# [MATERIAL TO PROCESS]
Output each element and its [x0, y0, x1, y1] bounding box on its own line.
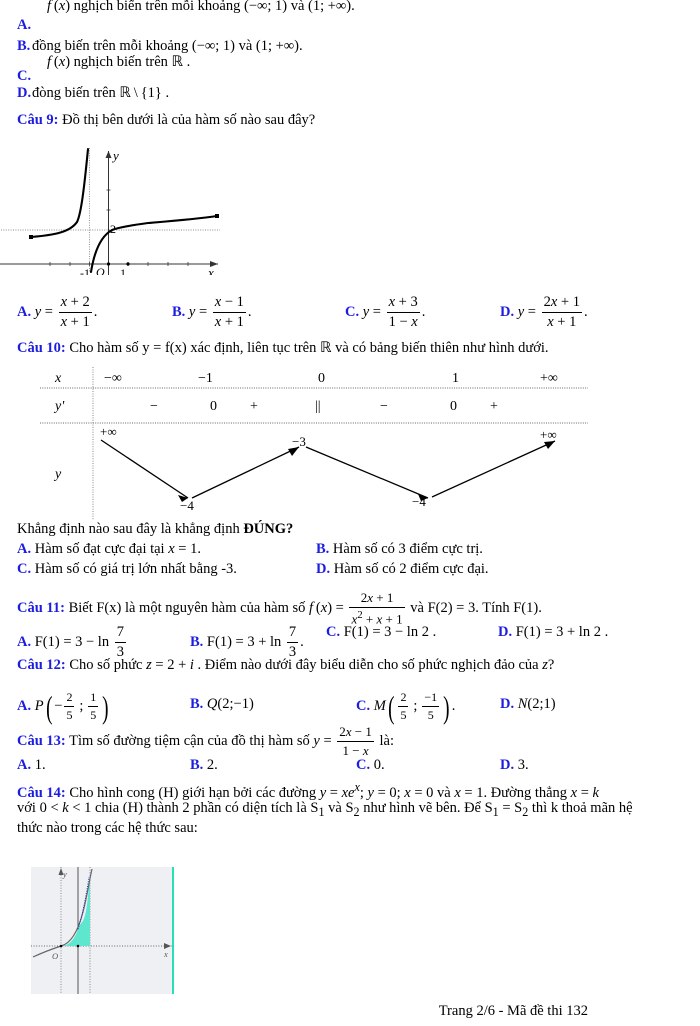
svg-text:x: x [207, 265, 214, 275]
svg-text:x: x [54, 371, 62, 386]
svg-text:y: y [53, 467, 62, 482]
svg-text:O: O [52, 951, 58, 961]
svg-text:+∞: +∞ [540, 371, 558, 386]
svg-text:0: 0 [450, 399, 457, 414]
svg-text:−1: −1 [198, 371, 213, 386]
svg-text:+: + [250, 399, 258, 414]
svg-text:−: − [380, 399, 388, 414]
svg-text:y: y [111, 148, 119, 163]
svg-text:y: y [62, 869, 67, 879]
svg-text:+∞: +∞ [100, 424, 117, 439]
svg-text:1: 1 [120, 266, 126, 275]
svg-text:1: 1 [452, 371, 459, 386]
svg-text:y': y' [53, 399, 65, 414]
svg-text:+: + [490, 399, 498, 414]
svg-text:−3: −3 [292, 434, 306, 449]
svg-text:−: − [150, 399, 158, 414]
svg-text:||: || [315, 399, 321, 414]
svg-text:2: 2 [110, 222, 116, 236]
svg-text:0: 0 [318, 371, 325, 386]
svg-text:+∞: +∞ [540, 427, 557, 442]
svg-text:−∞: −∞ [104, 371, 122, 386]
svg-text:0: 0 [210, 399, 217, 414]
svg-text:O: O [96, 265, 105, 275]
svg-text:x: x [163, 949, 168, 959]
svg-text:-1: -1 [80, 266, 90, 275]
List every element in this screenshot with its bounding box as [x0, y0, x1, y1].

# [PROMPT]
Could you return every line of the data above verbatim, leaving out the pictures?

# [COMPLETED TASK]
Output each element and its [x0, y0, x1, y1] bounding box on its own line.
svg-text:x: x [207, 265, 214, 275]
svg-text:x: x [54, 371, 62, 386]
svg-text:y: y [53, 467, 62, 482]
svg-text:O: O [52, 951, 58, 961]
svg-text:+∞: +∞ [540, 371, 558, 386]
svg-text:0: 0 [450, 399, 457, 414]
svg-text:−1: −1 [198, 371, 213, 386]
svg-text:+: + [250, 399, 258, 414]
svg-text:−: − [380, 399, 388, 414]
svg-text:y: y [111, 148, 119, 163]
svg-text:y: y [62, 869, 67, 879]
svg-text:+∞: +∞ [100, 424, 117, 439]
svg-text:1: 1 [120, 266, 126, 275]
svg-text:1: 1 [452, 371, 459, 386]
svg-text:y': y' [53, 399, 65, 414]
svg-text:+: + [490, 399, 498, 414]
svg-text:−3: −3 [292, 434, 306, 449]
svg-text:−: − [150, 399, 158, 414]
svg-text:||: || [315, 399, 321, 414]
svg-text:2: 2 [110, 222, 116, 236]
svg-text:0: 0 [318, 371, 325, 386]
svg-text:+∞: +∞ [540, 427, 557, 442]
svg-text:−∞: −∞ [104, 371, 122, 386]
svg-text:0: 0 [210, 399, 217, 414]
svg-text:O: O [96, 265, 105, 275]
svg-text:x: x [163, 949, 168, 959]
svg-text:-1: -1 [80, 266, 90, 275]
List every element in this screenshot with its bounding box as [x0, y0, x1, y1].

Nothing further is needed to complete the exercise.